═════ RAW DATA

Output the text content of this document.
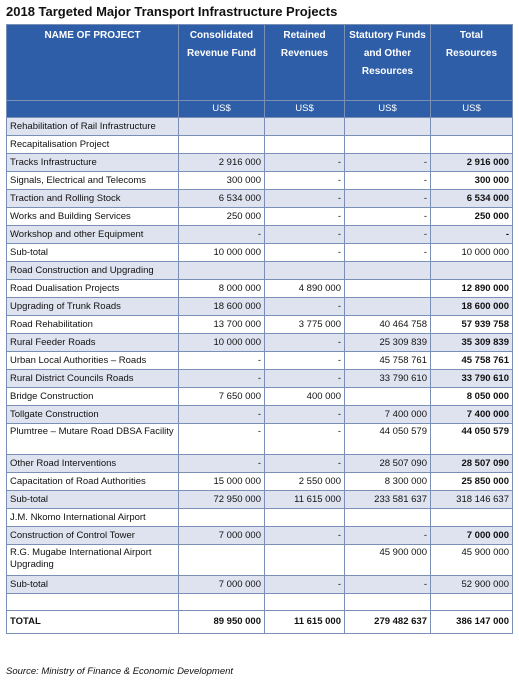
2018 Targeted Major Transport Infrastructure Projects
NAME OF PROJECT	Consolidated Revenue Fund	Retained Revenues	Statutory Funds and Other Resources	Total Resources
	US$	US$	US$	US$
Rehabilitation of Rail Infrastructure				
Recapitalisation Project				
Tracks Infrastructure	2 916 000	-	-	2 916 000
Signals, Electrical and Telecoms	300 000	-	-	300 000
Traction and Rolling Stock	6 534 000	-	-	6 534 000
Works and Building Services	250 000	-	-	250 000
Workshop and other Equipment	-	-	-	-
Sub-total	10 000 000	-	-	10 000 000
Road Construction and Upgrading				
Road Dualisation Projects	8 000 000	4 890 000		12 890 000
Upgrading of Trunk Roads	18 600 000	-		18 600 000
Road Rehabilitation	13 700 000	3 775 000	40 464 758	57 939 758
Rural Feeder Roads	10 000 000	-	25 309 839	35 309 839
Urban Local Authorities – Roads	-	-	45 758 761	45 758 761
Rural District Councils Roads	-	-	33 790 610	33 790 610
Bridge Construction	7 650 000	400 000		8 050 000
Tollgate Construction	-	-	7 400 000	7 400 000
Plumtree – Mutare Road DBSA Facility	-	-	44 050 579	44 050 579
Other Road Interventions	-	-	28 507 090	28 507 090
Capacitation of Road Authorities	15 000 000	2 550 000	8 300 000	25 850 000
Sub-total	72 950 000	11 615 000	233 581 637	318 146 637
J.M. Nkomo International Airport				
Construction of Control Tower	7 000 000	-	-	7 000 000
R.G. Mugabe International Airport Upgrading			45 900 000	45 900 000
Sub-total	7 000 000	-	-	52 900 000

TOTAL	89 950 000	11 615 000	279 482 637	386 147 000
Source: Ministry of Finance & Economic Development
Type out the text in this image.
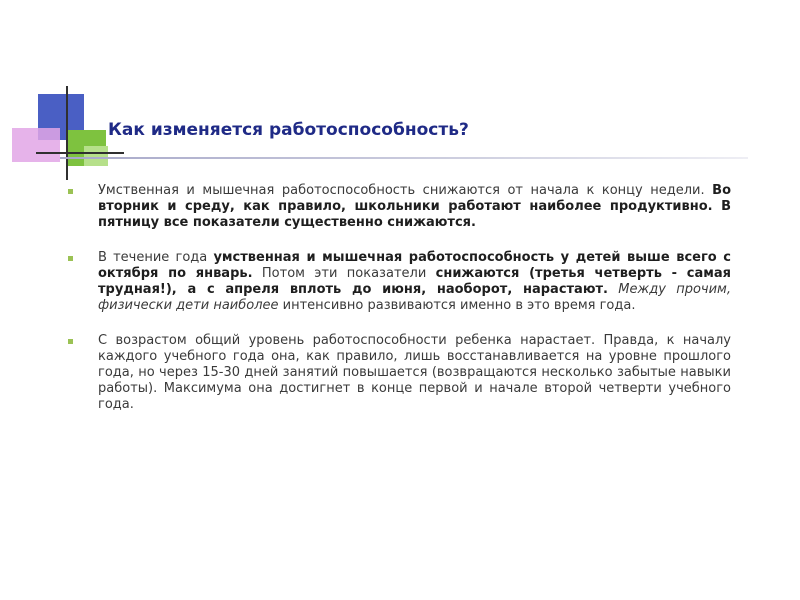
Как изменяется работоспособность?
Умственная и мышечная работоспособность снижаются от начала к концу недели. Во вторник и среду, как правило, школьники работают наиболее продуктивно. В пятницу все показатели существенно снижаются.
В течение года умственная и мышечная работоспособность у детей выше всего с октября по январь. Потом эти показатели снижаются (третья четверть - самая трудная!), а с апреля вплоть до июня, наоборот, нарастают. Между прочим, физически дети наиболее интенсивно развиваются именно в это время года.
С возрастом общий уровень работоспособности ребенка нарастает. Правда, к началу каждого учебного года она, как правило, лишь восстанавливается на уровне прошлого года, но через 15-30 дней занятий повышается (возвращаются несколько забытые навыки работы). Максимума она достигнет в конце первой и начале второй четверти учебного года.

══════════
═════ RAW DATA

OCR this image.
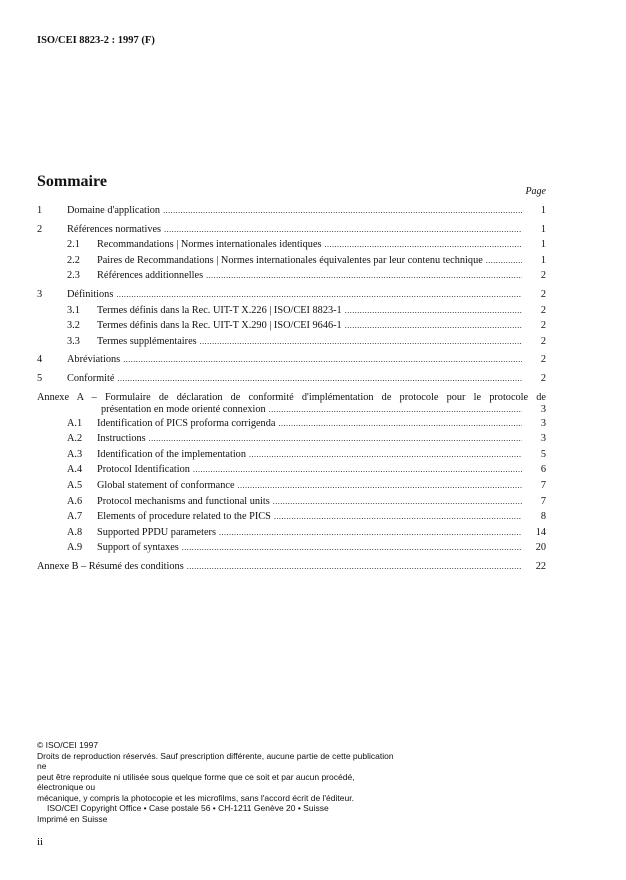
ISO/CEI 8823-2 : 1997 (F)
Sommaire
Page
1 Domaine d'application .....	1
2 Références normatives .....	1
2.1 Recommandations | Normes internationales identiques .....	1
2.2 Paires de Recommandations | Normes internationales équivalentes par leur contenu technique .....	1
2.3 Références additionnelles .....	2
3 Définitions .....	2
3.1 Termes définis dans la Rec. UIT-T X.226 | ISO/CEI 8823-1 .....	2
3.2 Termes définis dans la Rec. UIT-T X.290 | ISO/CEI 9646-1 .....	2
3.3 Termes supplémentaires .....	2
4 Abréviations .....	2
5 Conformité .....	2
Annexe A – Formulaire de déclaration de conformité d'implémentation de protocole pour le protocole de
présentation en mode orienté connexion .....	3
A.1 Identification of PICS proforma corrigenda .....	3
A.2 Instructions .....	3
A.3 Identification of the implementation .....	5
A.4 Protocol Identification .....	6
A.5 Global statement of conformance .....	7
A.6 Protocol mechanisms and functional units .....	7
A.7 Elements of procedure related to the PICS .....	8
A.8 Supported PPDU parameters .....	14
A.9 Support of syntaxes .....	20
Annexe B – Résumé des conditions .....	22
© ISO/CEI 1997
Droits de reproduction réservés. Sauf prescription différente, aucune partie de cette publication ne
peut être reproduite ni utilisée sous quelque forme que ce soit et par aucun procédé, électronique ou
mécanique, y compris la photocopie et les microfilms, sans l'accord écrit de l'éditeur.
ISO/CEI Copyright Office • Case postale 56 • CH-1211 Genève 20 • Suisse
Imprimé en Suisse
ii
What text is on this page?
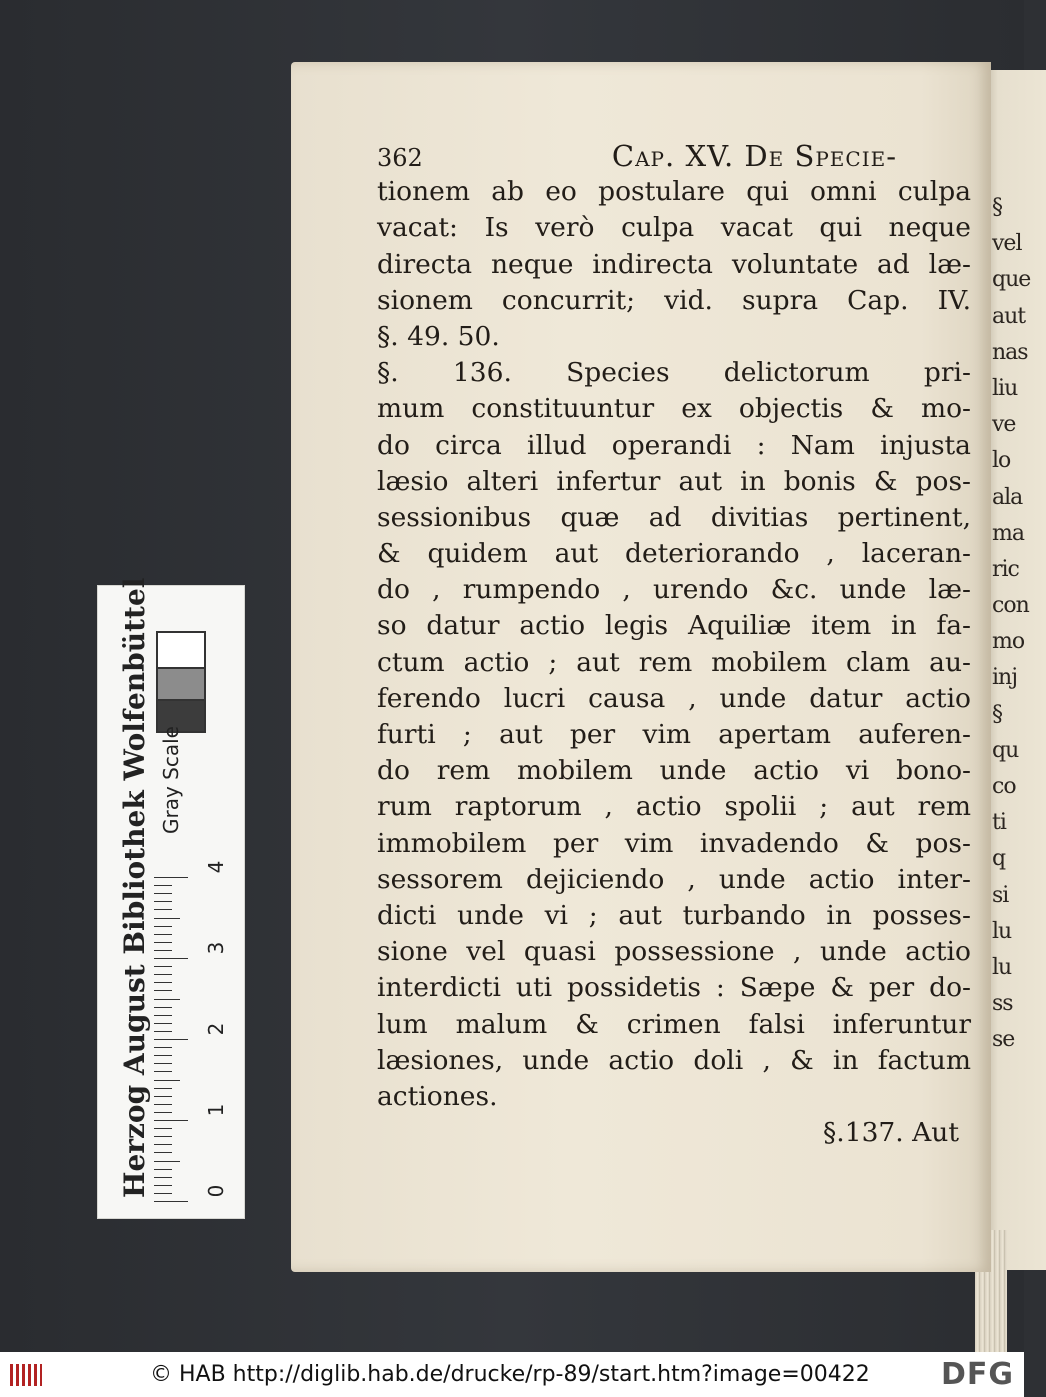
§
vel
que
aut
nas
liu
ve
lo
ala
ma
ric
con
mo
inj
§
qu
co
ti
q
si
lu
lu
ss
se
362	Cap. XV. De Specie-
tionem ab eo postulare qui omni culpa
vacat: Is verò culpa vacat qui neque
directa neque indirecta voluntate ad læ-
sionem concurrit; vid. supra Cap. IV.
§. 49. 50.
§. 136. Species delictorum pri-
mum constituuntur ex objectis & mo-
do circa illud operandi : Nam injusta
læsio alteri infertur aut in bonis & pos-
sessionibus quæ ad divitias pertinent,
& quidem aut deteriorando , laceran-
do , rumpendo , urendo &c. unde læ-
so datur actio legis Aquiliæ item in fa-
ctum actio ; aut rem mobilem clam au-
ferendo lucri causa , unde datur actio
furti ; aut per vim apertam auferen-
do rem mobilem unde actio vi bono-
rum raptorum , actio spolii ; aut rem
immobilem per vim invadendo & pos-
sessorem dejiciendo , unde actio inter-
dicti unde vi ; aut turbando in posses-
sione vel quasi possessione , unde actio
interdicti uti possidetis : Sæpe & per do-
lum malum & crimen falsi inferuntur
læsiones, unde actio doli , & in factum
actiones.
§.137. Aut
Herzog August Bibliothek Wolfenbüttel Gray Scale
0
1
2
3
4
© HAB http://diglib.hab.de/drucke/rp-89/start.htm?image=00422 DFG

══════════
═════ RAW DATA

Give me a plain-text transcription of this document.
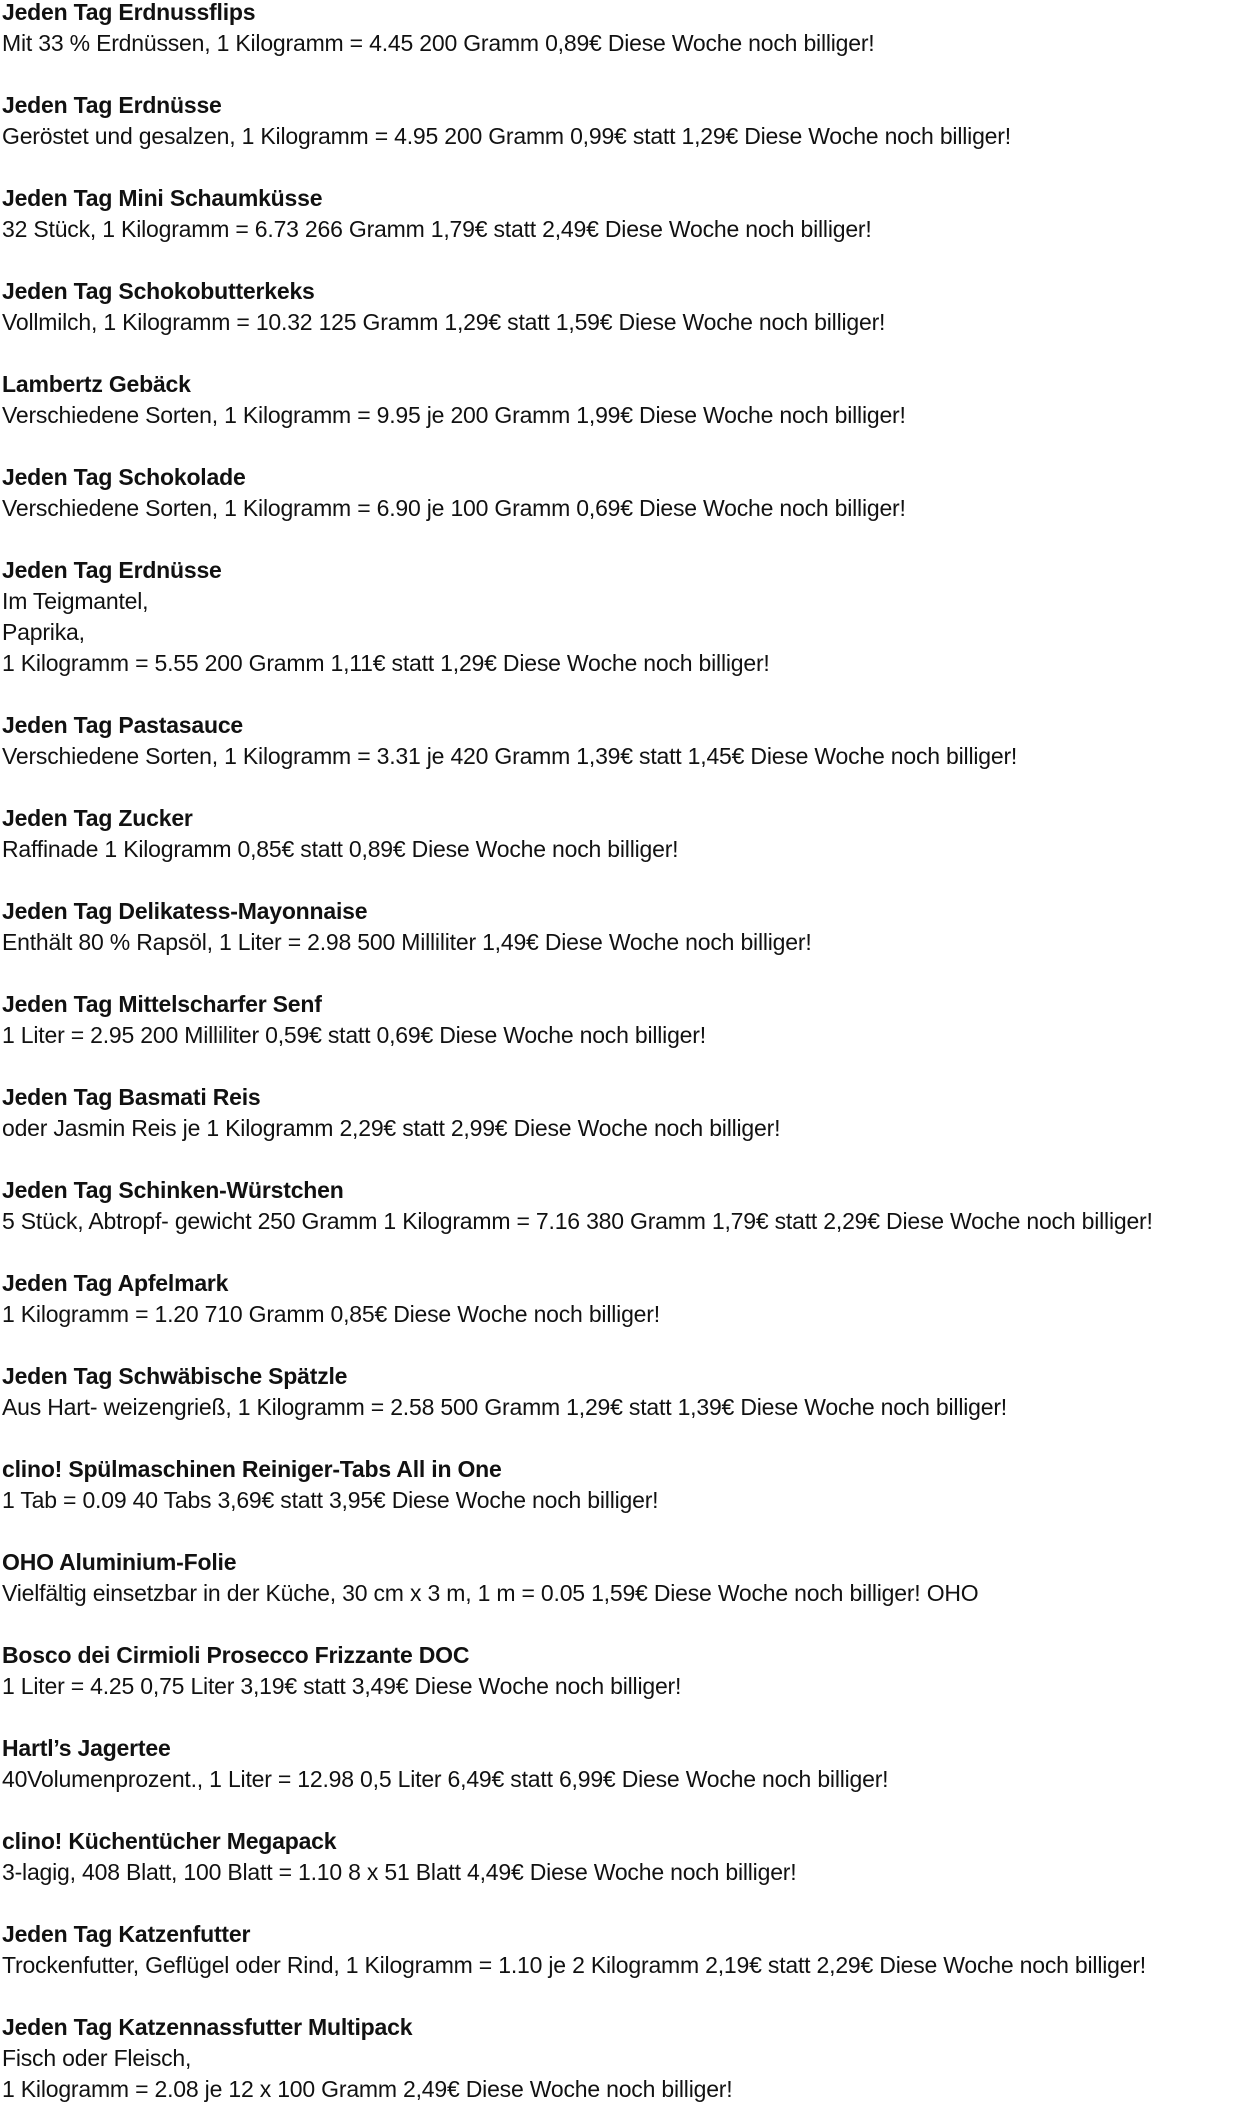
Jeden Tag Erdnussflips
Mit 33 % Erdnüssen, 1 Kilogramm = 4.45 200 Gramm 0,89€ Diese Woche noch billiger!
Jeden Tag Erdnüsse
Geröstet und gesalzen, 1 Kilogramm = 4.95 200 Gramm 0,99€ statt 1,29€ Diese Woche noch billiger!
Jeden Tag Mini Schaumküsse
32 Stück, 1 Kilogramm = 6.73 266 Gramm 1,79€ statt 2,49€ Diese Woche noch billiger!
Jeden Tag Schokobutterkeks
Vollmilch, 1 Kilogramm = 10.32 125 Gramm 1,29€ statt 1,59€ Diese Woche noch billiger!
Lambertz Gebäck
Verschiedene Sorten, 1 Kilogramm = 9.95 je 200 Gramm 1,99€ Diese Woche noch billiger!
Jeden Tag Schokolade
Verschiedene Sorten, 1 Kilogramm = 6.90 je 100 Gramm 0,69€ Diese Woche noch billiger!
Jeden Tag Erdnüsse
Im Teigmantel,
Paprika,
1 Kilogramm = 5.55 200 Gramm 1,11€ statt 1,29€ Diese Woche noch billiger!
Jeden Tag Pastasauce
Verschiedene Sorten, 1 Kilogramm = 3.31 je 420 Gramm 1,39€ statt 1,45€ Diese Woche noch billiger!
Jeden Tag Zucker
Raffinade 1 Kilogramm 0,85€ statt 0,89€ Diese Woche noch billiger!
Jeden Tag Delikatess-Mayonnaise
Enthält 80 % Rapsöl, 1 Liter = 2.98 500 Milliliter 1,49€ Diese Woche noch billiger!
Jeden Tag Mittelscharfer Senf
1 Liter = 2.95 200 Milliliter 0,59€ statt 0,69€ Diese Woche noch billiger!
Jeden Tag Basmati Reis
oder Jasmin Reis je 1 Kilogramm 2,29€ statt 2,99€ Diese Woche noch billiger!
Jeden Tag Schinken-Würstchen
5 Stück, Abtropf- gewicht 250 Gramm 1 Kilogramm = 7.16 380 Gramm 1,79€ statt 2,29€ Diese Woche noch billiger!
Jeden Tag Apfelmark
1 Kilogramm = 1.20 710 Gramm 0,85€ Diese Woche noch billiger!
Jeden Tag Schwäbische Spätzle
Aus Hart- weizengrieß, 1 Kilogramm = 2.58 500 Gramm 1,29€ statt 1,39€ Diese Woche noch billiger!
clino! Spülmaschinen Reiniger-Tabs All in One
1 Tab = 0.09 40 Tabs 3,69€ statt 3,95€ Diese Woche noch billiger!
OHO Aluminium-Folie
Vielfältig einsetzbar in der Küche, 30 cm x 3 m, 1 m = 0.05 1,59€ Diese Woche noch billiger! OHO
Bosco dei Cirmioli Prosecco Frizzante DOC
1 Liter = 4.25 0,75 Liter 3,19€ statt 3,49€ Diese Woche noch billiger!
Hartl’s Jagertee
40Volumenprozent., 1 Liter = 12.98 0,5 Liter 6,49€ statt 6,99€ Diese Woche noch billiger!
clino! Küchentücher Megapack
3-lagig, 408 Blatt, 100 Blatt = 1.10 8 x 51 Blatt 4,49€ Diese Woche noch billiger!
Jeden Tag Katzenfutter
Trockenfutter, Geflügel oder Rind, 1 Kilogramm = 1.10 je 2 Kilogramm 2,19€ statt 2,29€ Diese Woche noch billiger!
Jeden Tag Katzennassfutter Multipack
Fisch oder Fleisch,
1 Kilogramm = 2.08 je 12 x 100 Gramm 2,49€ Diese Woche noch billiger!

══════════

## STATED GOAL:
Search the listing for the string "Construction". Copy each line where it turns up.

## TASK SOLUTION:
Road Construction and Upgrading				
Bridge Construction	7 650 000	400 000		8 050 000
Tollgate Construction	-	-	7 400 000	7 400 000
Construction of Control Tower	7 000 000	-	-	7 000 000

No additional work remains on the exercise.